> **Exercise description**: Report every line in the listing below where the string "plane" shows up.

Extracted data entries:
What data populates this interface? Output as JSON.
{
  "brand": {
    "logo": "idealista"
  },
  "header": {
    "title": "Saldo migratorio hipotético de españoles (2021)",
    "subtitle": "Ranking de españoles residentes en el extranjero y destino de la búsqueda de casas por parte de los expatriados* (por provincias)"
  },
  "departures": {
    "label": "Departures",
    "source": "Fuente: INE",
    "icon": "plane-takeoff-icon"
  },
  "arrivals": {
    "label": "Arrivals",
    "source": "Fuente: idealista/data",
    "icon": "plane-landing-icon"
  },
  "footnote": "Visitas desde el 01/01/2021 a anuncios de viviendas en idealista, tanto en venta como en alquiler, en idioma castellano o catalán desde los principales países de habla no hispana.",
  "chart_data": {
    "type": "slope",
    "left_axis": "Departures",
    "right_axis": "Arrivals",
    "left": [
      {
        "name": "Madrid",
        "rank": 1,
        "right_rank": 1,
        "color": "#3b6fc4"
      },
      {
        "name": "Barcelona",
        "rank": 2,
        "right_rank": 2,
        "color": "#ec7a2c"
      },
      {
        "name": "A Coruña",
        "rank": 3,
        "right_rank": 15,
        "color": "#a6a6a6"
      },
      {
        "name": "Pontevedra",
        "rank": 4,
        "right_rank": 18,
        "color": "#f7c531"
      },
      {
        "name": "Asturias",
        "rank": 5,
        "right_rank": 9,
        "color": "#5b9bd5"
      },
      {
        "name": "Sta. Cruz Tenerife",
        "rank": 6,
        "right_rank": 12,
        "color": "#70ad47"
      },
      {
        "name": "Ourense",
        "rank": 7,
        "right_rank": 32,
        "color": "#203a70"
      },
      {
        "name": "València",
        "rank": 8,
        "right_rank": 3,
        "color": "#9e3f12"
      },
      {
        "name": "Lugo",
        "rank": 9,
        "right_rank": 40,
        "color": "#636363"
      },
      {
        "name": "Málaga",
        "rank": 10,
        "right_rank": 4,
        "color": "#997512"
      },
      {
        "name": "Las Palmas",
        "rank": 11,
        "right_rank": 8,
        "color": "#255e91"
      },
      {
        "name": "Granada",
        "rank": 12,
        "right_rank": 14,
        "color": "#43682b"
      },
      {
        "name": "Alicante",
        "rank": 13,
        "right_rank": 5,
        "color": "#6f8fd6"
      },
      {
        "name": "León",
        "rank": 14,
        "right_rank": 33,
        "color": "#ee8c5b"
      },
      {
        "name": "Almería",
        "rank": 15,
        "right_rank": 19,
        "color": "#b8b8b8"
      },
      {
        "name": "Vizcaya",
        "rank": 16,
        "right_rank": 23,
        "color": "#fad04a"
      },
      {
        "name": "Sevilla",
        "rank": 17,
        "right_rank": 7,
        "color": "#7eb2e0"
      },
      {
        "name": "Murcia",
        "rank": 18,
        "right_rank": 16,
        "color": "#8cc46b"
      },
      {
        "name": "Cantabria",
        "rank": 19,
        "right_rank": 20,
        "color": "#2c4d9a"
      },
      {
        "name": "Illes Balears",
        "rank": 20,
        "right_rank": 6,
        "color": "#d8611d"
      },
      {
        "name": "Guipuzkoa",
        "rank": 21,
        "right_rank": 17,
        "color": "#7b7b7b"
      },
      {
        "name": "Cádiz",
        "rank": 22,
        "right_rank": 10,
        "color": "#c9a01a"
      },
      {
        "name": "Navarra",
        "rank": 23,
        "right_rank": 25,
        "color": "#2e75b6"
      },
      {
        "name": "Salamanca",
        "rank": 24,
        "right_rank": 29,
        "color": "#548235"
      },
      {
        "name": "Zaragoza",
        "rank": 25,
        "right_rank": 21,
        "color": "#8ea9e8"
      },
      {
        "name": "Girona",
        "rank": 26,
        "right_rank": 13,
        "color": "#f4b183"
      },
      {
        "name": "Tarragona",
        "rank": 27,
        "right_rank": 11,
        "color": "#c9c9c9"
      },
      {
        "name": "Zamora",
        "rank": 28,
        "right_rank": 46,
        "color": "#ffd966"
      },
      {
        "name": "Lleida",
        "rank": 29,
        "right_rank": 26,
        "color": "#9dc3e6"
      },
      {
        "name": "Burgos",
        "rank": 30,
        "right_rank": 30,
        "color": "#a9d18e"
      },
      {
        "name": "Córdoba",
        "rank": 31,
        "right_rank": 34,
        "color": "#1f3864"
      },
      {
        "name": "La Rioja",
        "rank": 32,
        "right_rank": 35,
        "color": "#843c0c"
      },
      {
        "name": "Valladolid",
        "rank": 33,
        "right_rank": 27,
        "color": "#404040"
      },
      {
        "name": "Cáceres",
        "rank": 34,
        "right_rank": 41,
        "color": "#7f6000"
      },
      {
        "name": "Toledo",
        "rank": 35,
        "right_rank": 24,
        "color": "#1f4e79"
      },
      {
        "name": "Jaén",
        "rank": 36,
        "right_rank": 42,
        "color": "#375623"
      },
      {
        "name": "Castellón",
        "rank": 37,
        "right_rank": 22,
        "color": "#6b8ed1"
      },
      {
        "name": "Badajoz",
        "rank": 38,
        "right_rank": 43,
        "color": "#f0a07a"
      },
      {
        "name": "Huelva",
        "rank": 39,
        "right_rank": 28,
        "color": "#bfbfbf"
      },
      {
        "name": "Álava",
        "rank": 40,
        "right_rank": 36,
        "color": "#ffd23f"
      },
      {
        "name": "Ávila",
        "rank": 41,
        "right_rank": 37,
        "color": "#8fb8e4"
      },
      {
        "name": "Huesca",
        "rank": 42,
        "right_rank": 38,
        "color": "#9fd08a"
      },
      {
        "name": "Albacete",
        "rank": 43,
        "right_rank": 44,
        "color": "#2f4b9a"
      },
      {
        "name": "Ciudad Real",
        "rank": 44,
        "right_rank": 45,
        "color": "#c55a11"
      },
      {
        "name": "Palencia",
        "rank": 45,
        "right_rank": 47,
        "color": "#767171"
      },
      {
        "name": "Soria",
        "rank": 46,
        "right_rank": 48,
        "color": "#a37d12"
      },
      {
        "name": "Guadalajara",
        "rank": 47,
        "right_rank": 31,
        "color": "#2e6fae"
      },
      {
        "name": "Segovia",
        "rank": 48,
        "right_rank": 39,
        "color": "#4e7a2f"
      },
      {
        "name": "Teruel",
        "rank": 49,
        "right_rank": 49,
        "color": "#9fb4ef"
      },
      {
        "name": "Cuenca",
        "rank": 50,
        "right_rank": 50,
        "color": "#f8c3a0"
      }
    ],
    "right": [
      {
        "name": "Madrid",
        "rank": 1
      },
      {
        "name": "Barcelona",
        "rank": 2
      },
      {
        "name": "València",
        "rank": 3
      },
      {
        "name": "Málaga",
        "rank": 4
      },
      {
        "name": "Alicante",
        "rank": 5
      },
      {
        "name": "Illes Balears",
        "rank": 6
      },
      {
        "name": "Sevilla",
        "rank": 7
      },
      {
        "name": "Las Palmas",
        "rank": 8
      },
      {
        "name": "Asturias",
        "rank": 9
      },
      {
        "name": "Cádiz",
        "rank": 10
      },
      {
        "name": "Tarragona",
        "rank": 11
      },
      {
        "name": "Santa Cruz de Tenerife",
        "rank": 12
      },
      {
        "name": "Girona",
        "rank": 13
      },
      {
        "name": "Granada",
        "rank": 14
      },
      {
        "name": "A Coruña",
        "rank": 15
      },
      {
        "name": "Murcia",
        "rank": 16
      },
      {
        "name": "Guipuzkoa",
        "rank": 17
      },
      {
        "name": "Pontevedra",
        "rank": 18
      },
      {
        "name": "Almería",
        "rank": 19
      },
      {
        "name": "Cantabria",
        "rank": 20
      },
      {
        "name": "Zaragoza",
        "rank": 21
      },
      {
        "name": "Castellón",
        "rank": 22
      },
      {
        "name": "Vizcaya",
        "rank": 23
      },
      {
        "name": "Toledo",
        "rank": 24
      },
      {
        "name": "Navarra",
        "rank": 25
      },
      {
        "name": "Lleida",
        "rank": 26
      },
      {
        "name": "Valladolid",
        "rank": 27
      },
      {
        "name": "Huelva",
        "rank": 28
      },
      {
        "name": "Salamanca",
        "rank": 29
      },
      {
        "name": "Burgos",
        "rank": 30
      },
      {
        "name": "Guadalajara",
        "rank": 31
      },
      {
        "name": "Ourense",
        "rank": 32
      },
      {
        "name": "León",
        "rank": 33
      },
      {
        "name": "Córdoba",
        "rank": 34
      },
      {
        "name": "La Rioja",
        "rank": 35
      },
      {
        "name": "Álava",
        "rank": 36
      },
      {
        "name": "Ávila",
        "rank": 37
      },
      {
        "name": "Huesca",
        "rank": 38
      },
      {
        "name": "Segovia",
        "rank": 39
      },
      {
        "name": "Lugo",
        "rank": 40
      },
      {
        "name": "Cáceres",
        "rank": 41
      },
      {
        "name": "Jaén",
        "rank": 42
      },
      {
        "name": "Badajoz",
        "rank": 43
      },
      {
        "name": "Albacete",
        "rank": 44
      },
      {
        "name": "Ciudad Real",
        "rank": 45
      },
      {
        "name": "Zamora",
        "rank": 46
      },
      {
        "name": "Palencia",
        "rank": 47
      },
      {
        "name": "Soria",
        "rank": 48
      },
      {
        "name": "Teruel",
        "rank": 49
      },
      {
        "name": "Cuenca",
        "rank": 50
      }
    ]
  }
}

> **Task response**:
    "icon": "plane-takeoff-icon"
    "icon": "plane-landing-icon"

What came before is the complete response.